■ What to work on:
Print the listing in its entirety and exactly, leaving out images.

■ Provided information:
****
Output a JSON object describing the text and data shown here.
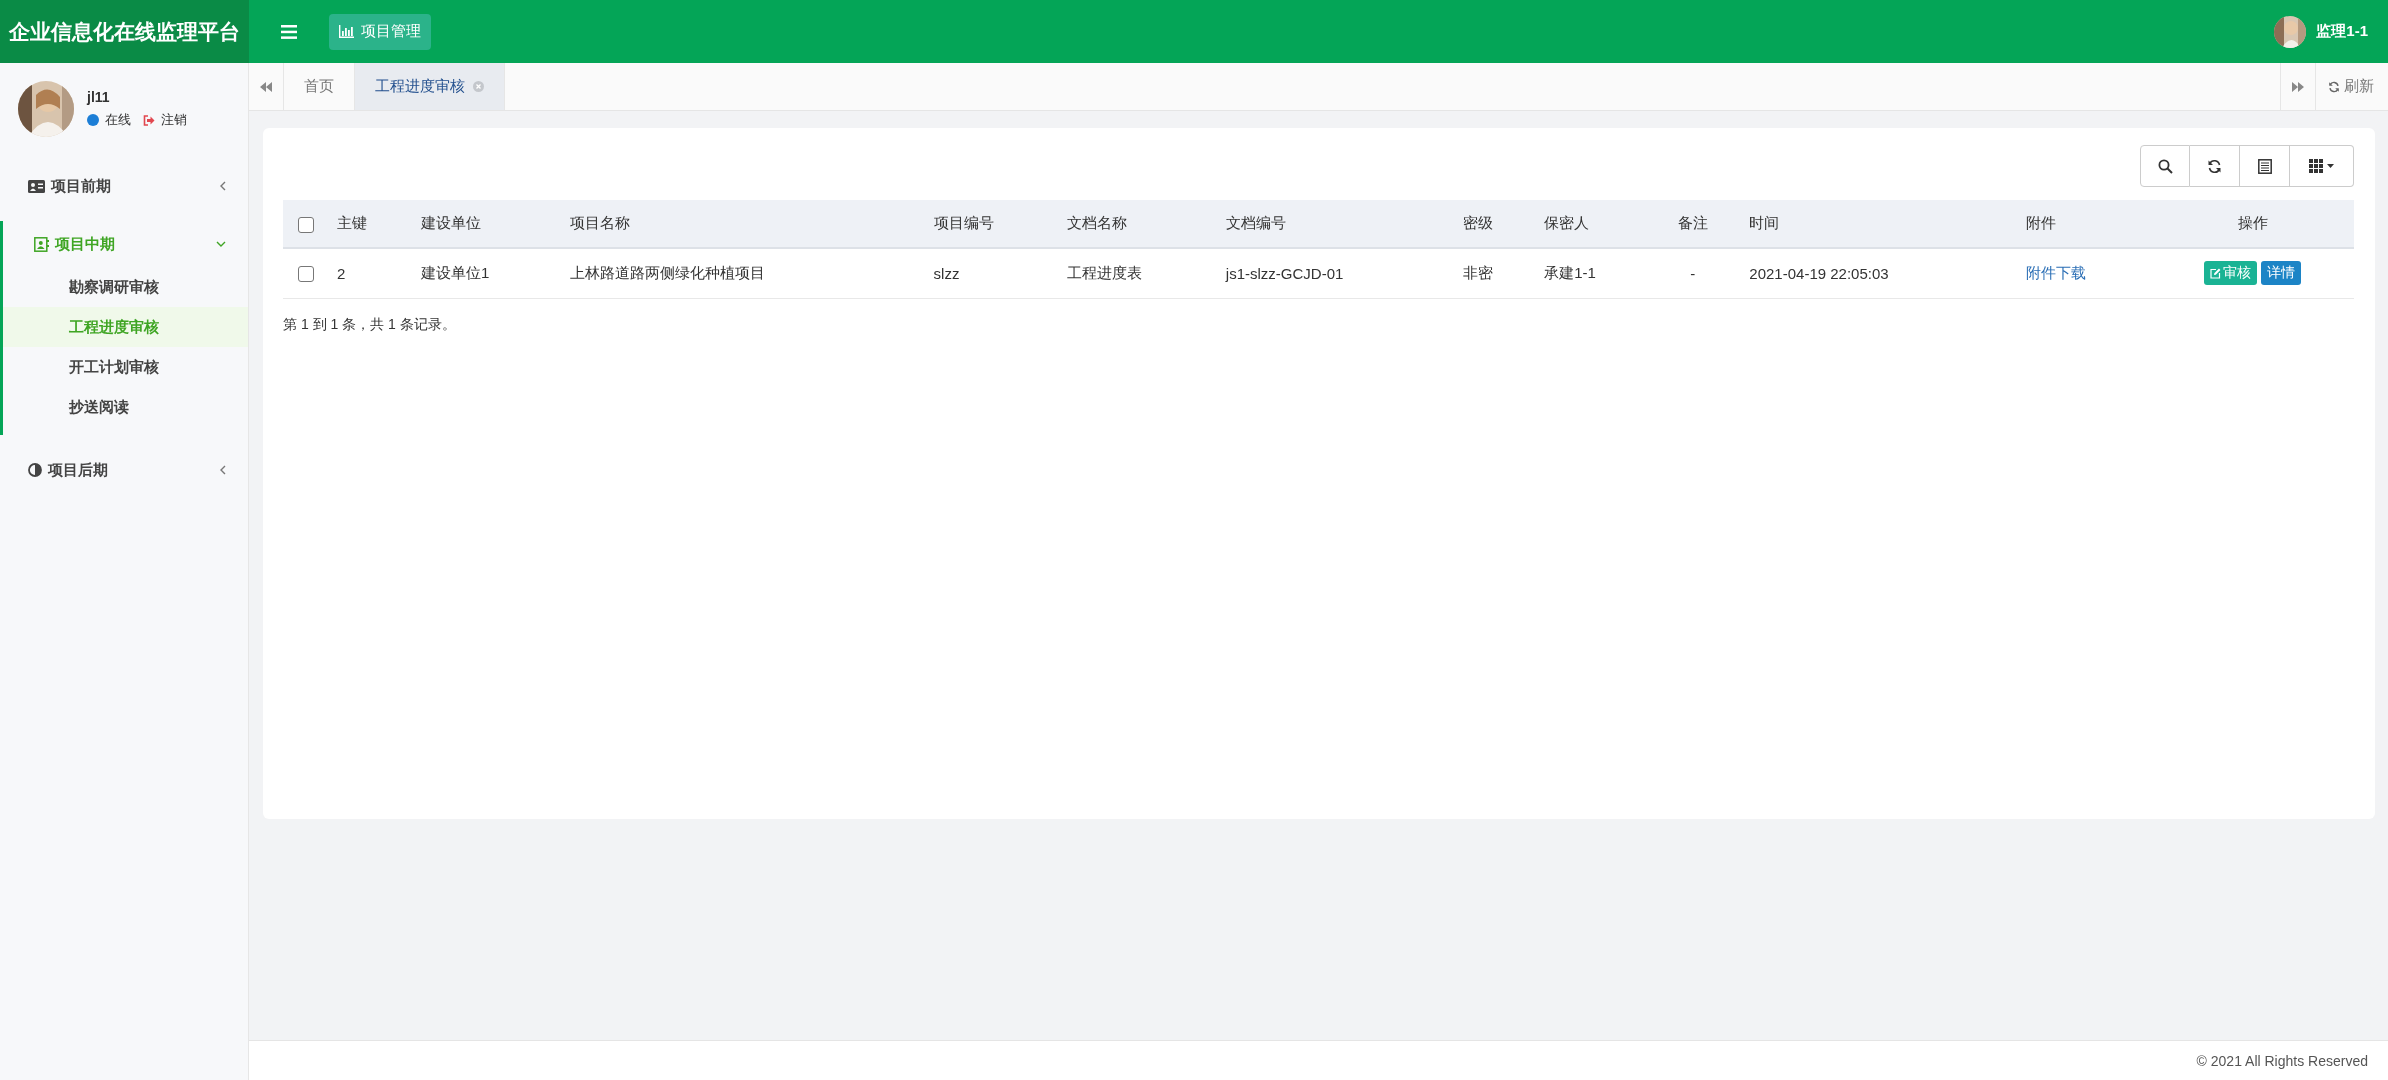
{
  "header": {
    "title": "企业信息化在线监理平台",
    "nav_button": "项目管理",
    "user": "监理1-1"
  },
  "sidebar": {
    "user": {
      "name": "jl11",
      "status": "在线",
      "online": true,
      "logout": "注销"
    },
    "menu": [
      {
        "label": "项目前期",
        "expanded": false
      },
      {
        "label": "项目中期",
        "expanded": true,
        "children": [
          {
            "label": "勘察调研审核",
            "selected": false
          },
          {
            "label": "工程进度审核",
            "selected": true
          },
          {
            "label": "开工计划审核",
            "selected": false
          },
          {
            "label": "抄送阅读",
            "selected": false
          }
        ]
      },
      {
        "label": "项目后期",
        "expanded": false
      }
    ]
  },
  "tabs": [
    {
      "label": "首页",
      "selected": false,
      "closable": false
    },
    {
      "label": "工程进度审核",
      "selected": true,
      "closable": true
    }
  ],
  "refresh": "刷新",
  "table": {
    "columns": [
      "主键",
      "建设单位",
      "项目名称",
      "项目编号",
      "文档名称",
      "文档编号",
      "密级",
      "保密人",
      "备注",
      "时间",
      "附件",
      "操作"
    ],
    "rows": [
      {
        "checked": false,
        "cells": [
          "2",
          "建设单位1",
          "上林路道路两侧绿化种植项目",
          "slzz",
          "工程进度表",
          "js1-slzz-GCJD-01",
          "非密",
          "承建1-1",
          "-",
          "2021-04-19 22:05:03"
        ],
        "attachment": "附件下载",
        "actions": [
          {
            "kind": "review",
            "label": "审核"
          },
          {
            "kind": "detail",
            "label": "详情"
          }
        ]
      }
    ],
    "all_checked": false,
    "pagination": "第 1 到 1 条，共 1 条记录。"
  },
  "footer": "© 2021 All Rights Reserved"
}
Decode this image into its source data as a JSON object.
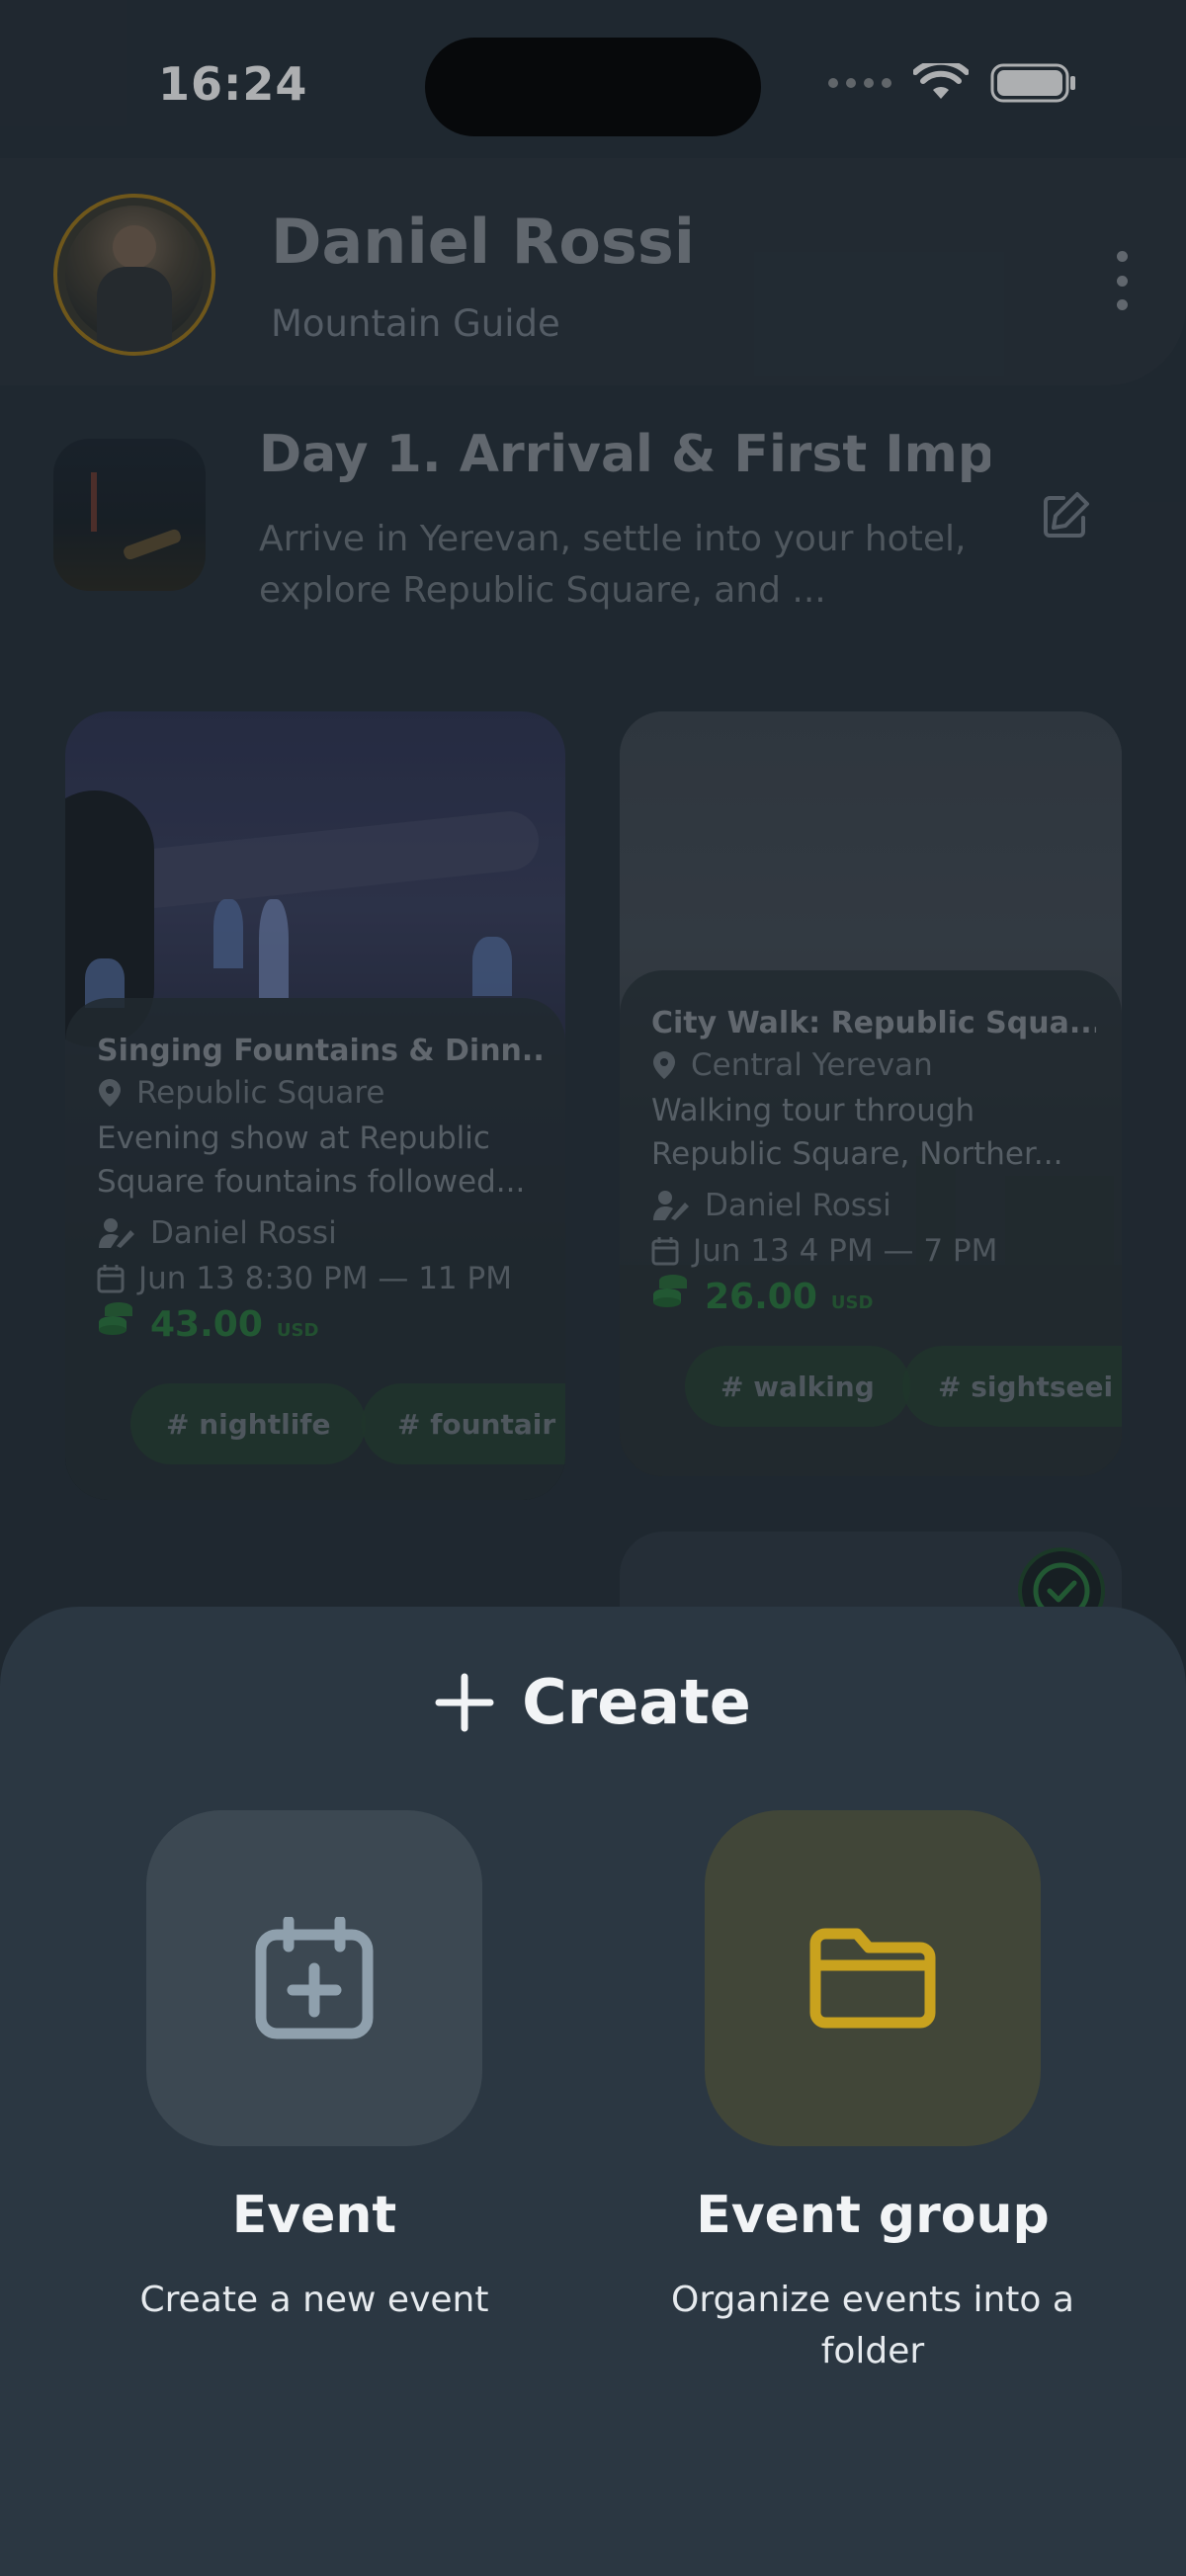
{
  "status_bar": {
    "time": "16:24"
  },
  "profile": {
    "name": "Daniel Rossi",
    "role": "Mountain Guide"
  },
  "day": {
    "title": "Day 1. Arrival & First Imp...",
    "description": "Arrive in Yerevan, settle into your hotel, explore Republic Square, and ..."
  },
  "cards": [
    {
      "title": "Singing Fountains & Dinn...",
      "location": "Republic Square",
      "description": "Evening show at Republic Square fountains followed...",
      "host": "Daniel Rossi",
      "datetime": "Jun 13 8:30 PM — 11 PM",
      "price": "43.00",
      "currency": "USD",
      "tags": [
        "# nightlife",
        "# fountair"
      ]
    },
    {
      "title": "City Walk: Republic Squa...",
      "location": "Central Yerevan",
      "description": "Walking tour through Republic Square, Norther...",
      "host": "Daniel Rossi",
      "datetime": "Jun 13 4 PM — 7 PM",
      "price": "26.00",
      "currency": "USD",
      "tags": [
        "# walking",
        "# sightseei"
      ]
    }
  ],
  "sheet": {
    "title": "Create",
    "options": [
      {
        "label": "Event",
        "subtitle": "Create a new event",
        "icon": "calendar-plus-icon",
        "color": "#8fa0ad"
      },
      {
        "label": "Event group",
        "subtitle": "Organize events into a folder",
        "icon": "folder-icon",
        "color": "#c9a21e"
      }
    ]
  },
  "colors": {
    "accent_gold": "#a0781a",
    "price_green": "#2a7a3e",
    "sheet_bg": "#2b3742"
  }
}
****
■ Final result:
Output a JSON object describing the text and data shown here.
{
  "header": {
    "title": "企业信息化在线监理平台",
    "nav_button": "项目管理",
    "user": "监理1-1"
  },
  "sidebar": {
    "user": {
      "name": "jl11",
      "status": "在线",
      "online": true,
      "logout": "注销"
    },
    "menu": [
      {
        "label": "项目前期",
        "expanded": false
      },
      {
        "label": "项目中期",
        "expanded": true,
        "children": [
          {
            "label": "勘察调研审核",
            "selected": false
          },
          {
            "label": "工程进度审核",
            "selected": true
          },
          {
            "label": "开工计划审核",
            "selected": false
          },
          {
            "label": "抄送阅读",
            "selected": false
          }
        ]
      },
      {
        "label": "项目后期",
        "expanded": false
      }
    ]
  },
  "tabs": [
    {
      "label": "首页",
      "selected": false,
      "closable": false
    },
    {
      "label": "工程进度审核",
      "selected": true,
      "closable": true
    }
  ],
  "refresh": "刷新",
  "table": {
    "columns": [
      "主键",
      "建设单位",
      "项目名称",
      "项目编号",
      "文档名称",
      "文档编号",
      "密级",
      "保密人",
      "备注",
      "时间",
      "附件",
      "操作"
    ],
    "rows": [
      {
        "checked": false,
        "cells": [
          "2",
          "建设单位1",
          "上林路道路两侧绿化种植项目",
          "slzz",
          "工程进度表",
          "js1-slzz-GCJD-01",
          "非密",
          "承建1-1",
          "-",
          "2021-04-19 22:05:03"
        ],
        "attachment": "附件下载",
        "actions": [
          {
            "kind": "review",
            "label": "审核"
          },
          {
            "kind": "detail",
            "label": "详情"
          }
        ]
      }
    ],
    "all_checked": false,
    "pagination": "第 1 到 1 条，共 1 条记录。"
  },
  "footer": "© 2021 All Rights Reserved"
}
Decode this image into its source data as a JSON object.
{
  "status_bar": {
    "time": "16:24"
  },
  "profile": {
    "name": "Daniel Rossi",
    "role": "Mountain Guide"
  },
  "day": {
    "title": "Day 1. Arrival & First Imp...",
    "description": "Arrive in Yerevan, settle into your hotel, explore Republic Square, and ..."
  },
  "cards": [
    {
      "title": "Singing Fountains & Dinn...",
      "location": "Republic Square",
      "description": "Evening show at Republic Square fountains followed...",
      "host": "Daniel Rossi",
      "datetime": "Jun 13 8:30 PM — 11 PM",
      "price": "43.00",
      "currency": "USD",
      "tags": [
        "# nightlife",
        "# fountair"
      ]
    },
    {
      "title": "City Walk: Republic Squa...",
      "location": "Central Yerevan",
      "description": "Walking tour through Republic Square, Norther...",
      "host": "Daniel Rossi",
      "datetime": "Jun 13 4 PM — 7 PM",
      "price": "26.00",
      "currency": "USD",
      "tags": [
        "# walking",
        "# sightseei"
      ]
    }
  ],
  "sheet": {
    "title": "Create",
    "options": [
      {
        "label": "Event",
        "subtitle": "Create a new event",
        "icon": "calendar-plus-icon",
        "color": "#8fa0ad"
      },
      {
        "label": "Event group",
        "subtitle": "Organize events into a folder",
        "icon": "folder-icon",
        "color": "#c9a21e"
      }
    ]
  },
  "colors": {
    "accent_gold": "#a0781a",
    "price_green": "#2a7a3e",
    "sheet_bg": "#2b3742"
  }
}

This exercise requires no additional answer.